§ Selected text
▬▬▬

The perfect storm is gathering on the horizon for another California tax revolt.
There’s a booming economy that is benefitting the upper middle class disproportionately more than the working class and much of the middle class.
Housing costs are skyrocketing.
Tax burdens are rising as is government spending that from many people’s perception is getting farther and farther from basic necessities.
Meanwhile elected leaders give lip service to tax and spending reform in a bid to placate voters and then go about spending like there is no tomorrow.
It was the stage that was set in 1978 when voters — who were warned the sky would fall down if they capped annual property tax increases at 2 percent — voted overwhelmingly for Proposition 13.
This time around the gas tax increase is shaping up as Proposition 13 version 2.0. Should it qualify for the November 2018 ballot it could turn Sacramento upside down just like the original tax revolt did 40 years prior.
And just like with Proposition 13 the political establishment has been playing shenanigans well in advance off the gas tax repeal getting enough signatures to qualify for the ballot.
Attorney General Xavier Becerra did his best slick legal take in trying to mangle the title of the gas tax repeal initiative by assigning it the following verbiage: “Eliminates recently enacted road repair and transportation funds by repealing revenues dedicated for those purposes.”
It fails to mention words such as “taxes” or “fees” but instead uses the euphemism “revenue” to muddy the waters.
Sacramento County Superior Court Judge Timothy Frawley saw the ruse for what it was when backers of the gas tax repeal initiative sued over the wording. The judge rejected the Attorney General’s muddying of the waters and rewrote the measure’s title.
Goading taxpayers isn’t a wise move as the California Legislature discovered in 1978.
Of course if the measure qualifies we will see and hear a full-scale press warning how passage will send the state’s transportation and highways into a deep tailspin just like Californians were warned in 1978 that passing Proposition 13 would lay waste to our cities and schools.
The old Chicken Little routine backfired in historic proportions.

▬▬▬

§ Dataset section
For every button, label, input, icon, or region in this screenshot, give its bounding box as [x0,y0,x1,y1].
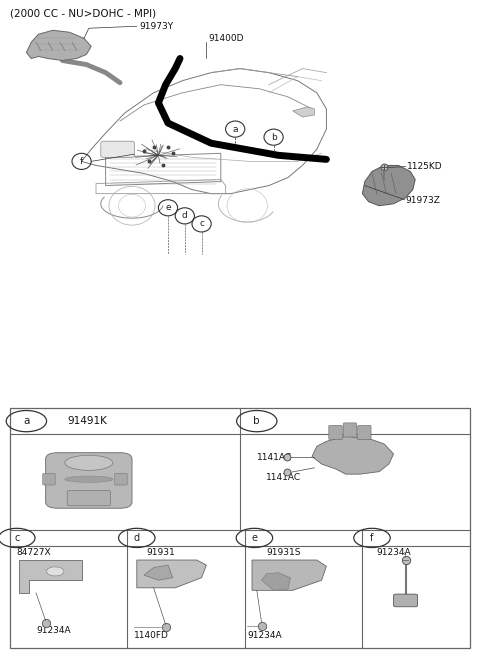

▬▬▬

§ To-do list
1. According to the column on California's tax revolt, at what rate did voters cap annual property tax increases when they passed Proposition 13?
2. Please continue the column on California's tax revolt from its final sentence.
The material above stands apart from the column on California's tax revolt.

§ Response list
1. 2 percent

2.
It’s not that voters don’t see the need for major road improvements or that they think there is a free lunch. Instead they are frustrated not just over decades of questionable expenditures and “revenue enhancements”, but about state government being out of control. Remember the Great Recession that started in 2006? Schools, local government, and the private sector all saw workforce cutbacks and reduced wages but not the state. There were no layoffs to right size for the economic realities. True there were pay freezes but compensation was not reduced nor did the hiring stop. California had zombie bureaucrats feeding off taxpayers struggling to survive.
When Gov. Brown vetoed a measure mid-budget year not to wipeout the tax on tampons because it did not include a corresponding cut elsewhere or an increase in taxes to plug the state revenue loss it would create, party hacks in his own party decried the governor as being anti-woman. No attempt at being fiscally responsible goes unpunished in Sacramento.
Left without restrictions government can be mighty liberal with money they tax other people to obtain.
Prior to 1978 school districts — as well as cities and counties — would add up all of their anticipated expense for an upcoming fiscal year and then tally up the various sources of revenue they had. They would subtract the revenue from projected expenses. The difference, or shortfall, was the amount of money they needed from property taxes. They would then increase the property tax rate based on that shortfall.
What typically happened were cities — with elected council members under constant pressure from citizens they’d come across at the barber shop, in the grocery store, or at their kids’ ball game — were under more pressure to keep spending down than in schools.
School boards for the most part deferred to the administration that was driven, in part, from state pressures and rules for what schools needed to have in place. The end result was school boards as a whole were more liberal with increasing the property tax rate.
It is the state agenda driven by special interest groups far from California’s barbershops, supermarkets and youth soccer fields that is fueling the current taxpayer frustrations.
The political elite rationalize taxpayers aka voters won’t support the repeal of the gas tax increase because it would end up hurting them. But that is where they are wrong. Proposition 13 proved that.
Pushing the state toward the abyss is an array of hidden taxes such as greenhouse gas fees collapsed into the price of services and goods such as gasoline as well as the pending federal tax reform that may cost many Californians the ability to offset the cost of high states taxes by eliminating federal deductions.
Timing, as they say, is everything.
The planets are aligning as they were 40 years ago next June.
And the repeal of the gas tax would spark a raging inferno just as Proposition 13 did to force a rethinking of government.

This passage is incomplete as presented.